__Rows from a dataset__
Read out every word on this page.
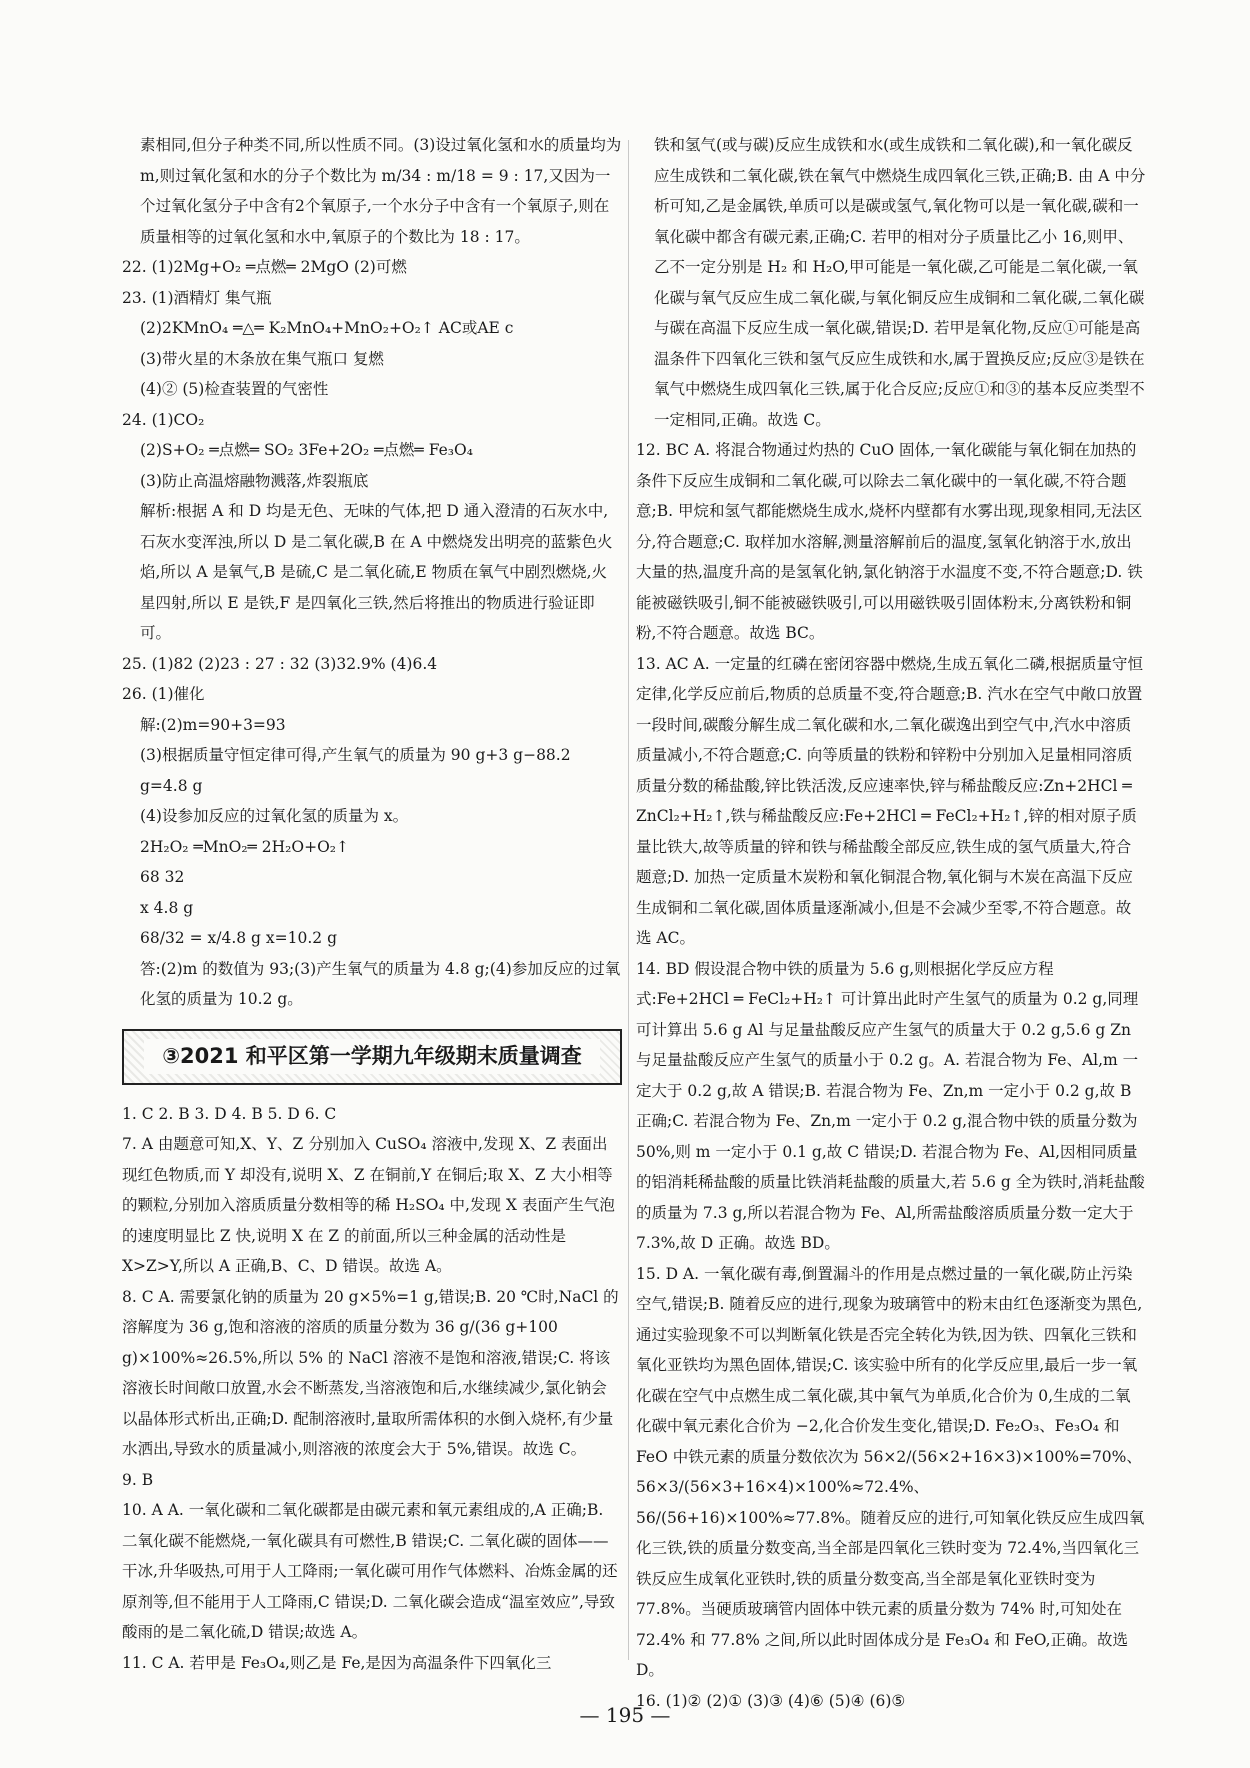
素相同,但分子种类不同,所以性质不同。(3)设过氧化氢和水的质量均为 m,则过氧化氢和水的分子个数比为 m/34 : m/18 = 9 : 17,又因为一个过氧化氢分子中含有2个氧原子,一个水分子中含有一个氧原子,则在质量相等的过氧化氢和水中,氧原子的个数比为 18 : 17。
22. (1)2Mg+O₂ ═点燃═ 2MgO (2)可燃
23. (1)酒精灯 集气瓶
(2)2KMnO₄ ═△═ K₂MnO₄+MnO₂+O₂↑ AC或AE c
(3)带火星的木条放在集气瓶口 复燃
(4)② (5)检查装置的气密性
24. (1)CO₂
(2)S+O₂ ═点燃═ SO₂ 3Fe+2O₂ ═点燃═ Fe₃O₄
(3)防止高温熔融物溅落,炸裂瓶底
解析:根据 A 和 D 均是无色、无味的气体,把 D 通入澄清的石灰水中,石灰水变浑浊,所以 D 是二氧化碳,B 在 A 中燃烧发出明亮的蓝紫色火焰,所以 A 是氧气,B 是硫,C 是二氧化硫,E 物质在氧气中剧烈燃烧,火星四射,所以 E 是铁,F 是四氧化三铁,然后将推出的物质进行验证即可。
25. (1)82 (2)23 : 27 : 32 (3)32.9% (4)6.4
26. (1)催化
解:(2)m=90+3=93
(3)根据质量守恒定律可得,产生氧气的质量为 90 g+3 g−88.2 g=4.8 g
(4)设参加反应的过氧化氢的质量为 x。
2H₂O₂ ═MnO₂═ 2H₂O+O₂↑
68 32
x 4.8 g
68/32 = x/4.8 g x=10.2 g
答:(2)m 的数值为 93;(3)产生氧气的质量为 4.8 g;(4)参加反应的过氧化氢的质量为 10.2 g。
③2021 和平区第一学期九年级期末质量调查
1. C 2. B 3. D 4. B 5. D 6. C
7. A 由题意可知,X、Y、Z 分别加入 CuSO₄ 溶液中,发现 X、Z 表面出现红色物质,而 Y 却没有,说明 X、Z 在铜前,Y 在铜后;取 X、Z 大小相等的颗粒,分别加入溶质质量分数相等的稀 H₂SO₄ 中,发现 X 表面产生气泡的速度明显比 Z 快,说明 X 在 Z 的前面,所以三种金属的活动性是 X>Z>Y,所以 A 正确,B、C、D 错误。故选 A。
8. C A. 需要氯化钠的质量为 20 g×5%=1 g,错误;B. 20 ℃时,NaCl 的溶解度为 36 g,饱和溶液的溶质的质量分数为 36 g/(36 g+100 g)×100%≈26.5%,所以 5% 的 NaCl 溶液不是饱和溶液,错误;C. 将该溶液长时间敞口放置,水会不断蒸发,当溶液饱和后,水继续减少,氯化钠会以晶体形式析出,正确;D. 配制溶液时,量取所需体积的水倒入烧杯,有少量水洒出,导致水的质量减小,则溶液的浓度会大于 5%,错误。故选 C。
9. B
10. A A. 一氧化碳和二氧化碳都是由碳元素和氧元素组成的,A 正确;B. 二氧化碳不能燃烧,一氧化碳具有可燃性,B 错误;C. 二氧化碳的固体——干冰,升华吸热,可用于人工降雨;一氧化碳可用作气体燃料、冶炼金属的还原剂等,但不能用于人工降雨,C 错误;D. 二氧化碳会造成“温室效应”,导致酸雨的是二氧化硫,D 错误;故选 A。
11. C A. 若甲是 Fe₃O₄,则乙是 Fe,是因为高温条件下四氧化三
铁和氢气(或与碳)反应生成铁和水(或生成铁和二氧化碳),和一氧化碳反应生成铁和二氧化碳,铁在氧气中燃烧生成四氧化三铁,正确;B. 由 A 中分析可知,乙是金属铁,单质可以是碳或氢气,氧化物可以是一氧化碳,碳和一氧化碳中都含有碳元素,正确;C. 若甲的相对分子质量比乙小 16,则甲、乙不一定分别是 H₂ 和 H₂O,甲可能是一氧化碳,乙可能是二氧化碳,一氧化碳与氧气反应生成二氧化碳,与氧化铜反应生成铜和二氧化碳,二氧化碳与碳在高温下反应生成一氧化碳,错误;D. 若甲是氧化物,反应①可能是高温条件下四氧化三铁和氢气反应生成铁和水,属于置换反应;反应③是铁在氧气中燃烧生成四氧化三铁,属于化合反应;反应①和③的基本反应类型不一定相同,正确。故选 C。
12. BC A. 将混合物通过灼热的 CuO 固体,一氧化碳能与氧化铜在加热的条件下反应生成铜和二氧化碳,可以除去二氧化碳中的一氧化碳,不符合题意;B. 甲烷和氢气都能燃烧生成水,烧杯内壁都有水雾出现,现象相同,无法区分,符合题意;C. 取样加水溶解,测量溶解前后的温度,氢氧化钠溶于水,放出大量的热,温度升高的是氢氧化钠,氯化钠溶于水温度不变,不符合题意;D. 铁能被磁铁吸引,铜不能被磁铁吸引,可以用磁铁吸引固体粉末,分离铁粉和铜粉,不符合题意。故选 BC。
13. AC A. 一定量的红磷在密闭容器中燃烧,生成五氧化二磷,根据质量守恒定律,化学反应前后,物质的总质量不变,符合题意;B. 汽水在空气中敞口放置一段时间,碳酸分解生成二氧化碳和水,二氧化碳逸出到空气中,汽水中溶质质量减小,不符合题意;C. 向等质量的铁粉和锌粉中分别加入足量相同溶质质量分数的稀盐酸,锌比铁活泼,反应速率快,锌与稀盐酸反应:Zn+2HCl ═ ZnCl₂+H₂↑,铁与稀盐酸反应:Fe+2HCl ═ FeCl₂+H₂↑,锌的相对原子质量比铁大,故等质量的锌和铁与稀盐酸全部反应,铁生成的氢气质量大,符合题意;D. 加热一定质量木炭粉和氧化铜混合物,氧化铜与木炭在高温下反应生成铜和二氧化碳,固体质量逐渐减小,但是不会减少至零,不符合题意。故选 AC。
14. BD 假设混合物中铁的质量为 5.6 g,则根据化学反应方程式:Fe+2HCl ═ FeCl₂+H₂↑ 可计算出此时产生氢气的质量为 0.2 g,同理可计算出 5.6 g Al 与足量盐酸反应产生氢气的质量大于 0.2 g,5.6 g Zn 与足量盐酸反应产生氢气的质量小于 0.2 g。A. 若混合物为 Fe、Al,m 一定大于 0.2 g,故 A 错误;B. 若混合物为 Fe、Zn,m 一定小于 0.2 g,故 B 正确;C. 若混合物为 Fe、Zn,m 一定小于 0.2 g,混合物中铁的质量分数为 50%,则 m 一定小于 0.1 g,故 C 错误;D. 若混合物为 Fe、Al,因相同质量的铝消耗稀盐酸的质量比铁消耗盐酸的质量大,若 5.6 g 全为铁时,消耗盐酸的质量为 7.3 g,所以若混合物为 Fe、Al,所需盐酸溶质质量分数一定大于 7.3%,故 D 正确。故选 BD。
15. D A. 一氧化碳有毒,倒置漏斗的作用是点燃过量的一氧化碳,防止污染空气,错误;B. 随着反应的进行,现象为玻璃管中的粉末由红色逐渐变为黑色,通过实验现象不可以判断氧化铁是否完全转化为铁,因为铁、四氧化三铁和氧化亚铁均为黑色固体,错误;C. 该实验中所有的化学反应里,最后一步一氧化碳在空气中点燃生成二氧化碳,其中氧气为单质,化合价为 0,生成的二氧化碳中氧元素化合价为 −2,化合价发生变化,错误;D. Fe₂O₃、Fe₃O₄ 和 FeO 中铁元素的质量分数依次为 56×2/(56×2+16×3)×100%=70%、56×3/(56×3+16×4)×100%≈72.4%、56/(56+16)×100%≈77.8%。随着反应的进行,可知氧化铁反应生成四氧化三铁,铁的质量分数变高,当全部是四氧化三铁时变为 72.4%,当四氧化三铁反应生成氧化亚铁时,铁的质量分数变高,当全部是氧化亚铁时变为 77.8%。当硬质玻璃管内固体中铁元素的质量分数为 74% 时,可知处在 72.4% 和 77.8% 之间,所以此时固体成分是 Fe₃O₄ 和 FeO,正确。故选 D。
16. (1)② (2)① (3)③ (4)⑥ (5)④ (6)⑤
— 195 —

__Objective__
Using the data above, copy each line that contains "MnO₂".

__Answer for this exercise__
(2)2KMnO₄ ═△═ K₂MnO₄+MnO₂+O₂↑ AC或AE c
2H₂O₂ ═MnO₂═ 2H₂O+O₂↑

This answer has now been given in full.